YOUR GOAL
Your task is to reproduce the material exactly.

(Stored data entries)

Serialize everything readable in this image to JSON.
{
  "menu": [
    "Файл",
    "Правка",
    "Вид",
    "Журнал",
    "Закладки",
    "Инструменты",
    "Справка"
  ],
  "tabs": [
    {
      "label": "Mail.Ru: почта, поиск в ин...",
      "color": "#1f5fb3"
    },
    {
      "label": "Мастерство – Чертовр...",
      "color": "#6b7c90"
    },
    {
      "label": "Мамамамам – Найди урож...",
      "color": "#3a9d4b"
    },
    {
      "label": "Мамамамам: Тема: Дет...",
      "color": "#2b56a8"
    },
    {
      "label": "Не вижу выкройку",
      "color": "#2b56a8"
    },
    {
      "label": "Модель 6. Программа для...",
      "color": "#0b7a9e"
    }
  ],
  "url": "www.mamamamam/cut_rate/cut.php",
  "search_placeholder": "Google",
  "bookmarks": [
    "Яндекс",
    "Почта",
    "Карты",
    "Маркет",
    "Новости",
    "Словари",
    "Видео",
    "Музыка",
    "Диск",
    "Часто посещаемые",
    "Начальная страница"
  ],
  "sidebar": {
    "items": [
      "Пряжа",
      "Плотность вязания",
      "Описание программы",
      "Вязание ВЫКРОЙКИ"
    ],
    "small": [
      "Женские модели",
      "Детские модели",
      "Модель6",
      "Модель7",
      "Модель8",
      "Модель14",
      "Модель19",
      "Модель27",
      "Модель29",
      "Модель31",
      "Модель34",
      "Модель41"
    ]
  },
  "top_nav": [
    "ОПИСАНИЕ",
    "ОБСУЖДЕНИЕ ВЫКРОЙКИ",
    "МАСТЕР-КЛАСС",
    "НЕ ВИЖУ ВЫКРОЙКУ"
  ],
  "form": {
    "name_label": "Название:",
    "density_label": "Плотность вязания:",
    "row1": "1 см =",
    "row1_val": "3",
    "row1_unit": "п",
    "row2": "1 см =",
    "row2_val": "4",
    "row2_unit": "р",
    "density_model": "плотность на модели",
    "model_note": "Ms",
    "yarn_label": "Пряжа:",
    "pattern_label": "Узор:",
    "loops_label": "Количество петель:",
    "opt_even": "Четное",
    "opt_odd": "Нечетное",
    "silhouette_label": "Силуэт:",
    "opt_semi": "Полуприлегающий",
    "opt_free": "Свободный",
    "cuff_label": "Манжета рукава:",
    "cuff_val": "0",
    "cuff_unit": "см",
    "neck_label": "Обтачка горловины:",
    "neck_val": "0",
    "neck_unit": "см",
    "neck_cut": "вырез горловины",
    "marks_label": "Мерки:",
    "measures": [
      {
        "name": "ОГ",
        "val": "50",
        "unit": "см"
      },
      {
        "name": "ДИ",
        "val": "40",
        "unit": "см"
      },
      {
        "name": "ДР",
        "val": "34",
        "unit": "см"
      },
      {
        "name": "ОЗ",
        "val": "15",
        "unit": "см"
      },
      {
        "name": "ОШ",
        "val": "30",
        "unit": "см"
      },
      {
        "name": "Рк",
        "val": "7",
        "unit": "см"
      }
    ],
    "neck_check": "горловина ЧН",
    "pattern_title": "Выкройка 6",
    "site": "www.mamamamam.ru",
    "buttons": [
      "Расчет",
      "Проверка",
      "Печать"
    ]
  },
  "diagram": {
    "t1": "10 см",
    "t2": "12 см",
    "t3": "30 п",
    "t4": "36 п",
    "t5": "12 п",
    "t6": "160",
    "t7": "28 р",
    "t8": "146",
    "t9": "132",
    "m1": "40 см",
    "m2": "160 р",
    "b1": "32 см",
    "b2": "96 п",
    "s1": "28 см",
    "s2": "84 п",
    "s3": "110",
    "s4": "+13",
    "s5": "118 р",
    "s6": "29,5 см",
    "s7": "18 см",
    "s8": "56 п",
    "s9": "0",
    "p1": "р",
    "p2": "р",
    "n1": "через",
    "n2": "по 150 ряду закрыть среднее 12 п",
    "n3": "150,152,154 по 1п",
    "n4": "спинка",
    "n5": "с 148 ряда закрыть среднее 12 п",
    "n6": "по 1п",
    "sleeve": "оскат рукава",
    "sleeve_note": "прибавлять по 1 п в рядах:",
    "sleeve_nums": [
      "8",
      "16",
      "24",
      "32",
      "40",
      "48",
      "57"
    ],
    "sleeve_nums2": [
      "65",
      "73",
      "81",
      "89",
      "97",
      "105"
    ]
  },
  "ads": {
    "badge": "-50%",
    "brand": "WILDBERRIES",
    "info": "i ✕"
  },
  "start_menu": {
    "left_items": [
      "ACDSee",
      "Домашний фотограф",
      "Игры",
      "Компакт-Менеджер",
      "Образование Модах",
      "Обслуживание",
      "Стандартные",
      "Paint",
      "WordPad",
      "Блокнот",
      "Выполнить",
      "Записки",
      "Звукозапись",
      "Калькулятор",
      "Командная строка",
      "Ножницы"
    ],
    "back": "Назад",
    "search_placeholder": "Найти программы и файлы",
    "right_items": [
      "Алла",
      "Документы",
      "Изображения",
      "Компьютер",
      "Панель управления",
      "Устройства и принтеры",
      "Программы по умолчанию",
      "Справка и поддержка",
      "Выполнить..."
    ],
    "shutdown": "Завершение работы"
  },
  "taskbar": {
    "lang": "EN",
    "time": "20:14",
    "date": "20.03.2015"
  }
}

ANSWER IN FULL
Serialize everything readable in this image to JSON.
{
  "menu": [
    "Файл",
    "Правка",
    "Вид",
    "Журнал",
    "Закладки",
    "Инструменты",
    "Справка"
  ],
  "tabs": [
    {
      "label": "Mail.Ru: почта, поиск в ин...",
      "color": "#1f5fb3"
    },
    {
      "label": "Мастерство – Чертовр...",
      "color": "#6b7c90"
    },
    {
      "label": "Мамамамам – Найди урож...",
      "color": "#3a9d4b"
    },
    {
      "label": "Мамамамам: Тема: Дет...",
      "color": "#2b56a8"
    },
    {
      "label": "Не вижу выкройку",
      "color": "#2b56a8"
    },
    {
      "label": "Модель 6. Программа для...",
      "color": "#0b7a9e"
    }
  ],
  "url": "www.mamamamam/cut_rate/cut.php",
  "search_placeholder": "Google",
  "bookmarks": [
    "Яндекс",
    "Почта",
    "Карты",
    "Маркет",
    "Новости",
    "Словари",
    "Видео",
    "Музыка",
    "Диск",
    "Часто посещаемые",
    "Начальная страница"
  ],
  "sidebar": {
    "items": [
      "Пряжа",
      "Плотность вязания",
      "Описание программы",
      "Вязание ВЫКРОЙКИ"
    ],
    "small": [
      "Женские модели",
      "Детские модели",
      "Модель6",
      "Модель7",
      "Модель8",
      "Модель14",
      "Модель19",
      "Модель27",
      "Модель29",
      "Модель31",
      "Модель34",
      "Модель41"
    ]
  },
  "top_nav": [
    "ОПИСАНИЕ",
    "ОБСУЖДЕНИЕ ВЫКРОЙКИ",
    "МАСТЕР-КЛАСС",
    "НЕ ВИЖУ ВЫКРОЙКУ"
  ],
  "form": {
    "name_label": "Название:",
    "density_label": "Плотность вязания:",
    "row1": "1 см =",
    "row1_val": "3",
    "row1_unit": "п",
    "row2": "1 см =",
    "row2_val": "4",
    "row2_unit": "р",
    "density_model": "плотность на модели",
    "model_note": "Ms",
    "yarn_label": "Пряжа:",
    "pattern_label": "Узор:",
    "loops_label": "Количество петель:",
    "opt_even": "Четное",
    "opt_odd": "Нечетное",
    "silhouette_label": "Силуэт:",
    "opt_semi": "Полуприлегающий",
    "opt_free": "Свободный",
    "cuff_label": "Манжета рукава:",
    "cuff_val": "0",
    "cuff_unit": "см",
    "neck_label": "Обтачка горловины:",
    "neck_val": "0",
    "neck_unit": "см",
    "neck_cut": "вырез горловины",
    "marks_label": "Мерки:",
    "measures": [
      {
        "name": "ОГ",
        "val": "50",
        "unit": "см"
      },
      {
        "name": "ДИ",
        "val": "40",
        "unit": "см"
      },
      {
        "name": "ДР",
        "val": "34",
        "unit": "см"
      },
      {
        "name": "ОЗ",
        "val": "15",
        "unit": "см"
      },
      {
        "name": "ОШ",
        "val": "30",
        "unit": "см"
      },
      {
        "name": "Рк",
        "val": "7",
        "unit": "см"
      }
    ],
    "neck_check": "горловина ЧН",
    "pattern_title": "Выкройка 6",
    "site": "www.mamamamam.ru",
    "buttons": [
      "Расчет",
      "Проверка",
      "Печать"
    ]
  },
  "diagram": {
    "t1": "10 см",
    "t2": "12 см",
    "t3": "30 п",
    "t4": "36 п",
    "t5": "12 п",
    "t6": "160",
    "t7": "28 р",
    "t8": "146",
    "t9": "132",
    "m1": "40 см",
    "m2": "160 р",
    "b1": "32 см",
    "b2": "96 п",
    "s1": "28 см",
    "s2": "84 п",
    "s3": "110",
    "s4": "+13",
    "s5": "118 р",
    "s6": "29,5 см",
    "s7": "18 см",
    "s8": "56 п",
    "s9": "0",
    "p1": "р",
    "p2": "р",
    "n1": "через",
    "n2": "по 150 ряду закрыть среднее 12 п",
    "n3": "150,152,154 по 1п",
    "n4": "спинка",
    "n5": "с 148 ряда закрыть среднее 12 п",
    "n6": "по 1п",
    "sleeve": "оскат рукава",
    "sleeve_note": "прибавлять по 1 п в рядах:",
    "sleeve_nums": [
      "8",
      "16",
      "24",
      "32",
      "40",
      "48",
      "57"
    ],
    "sleeve_nums2": [
      "65",
      "73",
      "81",
      "89",
      "97",
      "105"
    ]
  },
  "ads": {
    "badge": "-50%",
    "brand": "WILDBERRIES",
    "info": "i ✕"
  },
  "start_menu": {
    "left_items": [
      "ACDSee",
      "Домашний фотограф",
      "Игры",
      "Компакт-Менеджер",
      "Образование Модах",
      "Обслуживание",
      "Стандартные",
      "Paint",
      "WordPad",
      "Блокнот",
      "Выполнить",
      "Записки",
      "Звукозапись",
      "Калькулятор",
      "Командная строка",
      "Ножницы"
    ],
    "back": "Назад",
    "search_placeholder": "Найти программы и файлы",
    "right_items": [
      "Алла",
      "Документы",
      "Изображения",
      "Компьютер",
      "Панель управления",
      "Устройства и принтеры",
      "Программы по умолчанию",
      "Справка и поддержка",
      "Выполнить..."
    ],
    "shutdown": "Завершение работы"
  },
  "taskbar": {
    "lang": "EN",
    "time": "20:14",
    "date": "20.03.2015"
  }
}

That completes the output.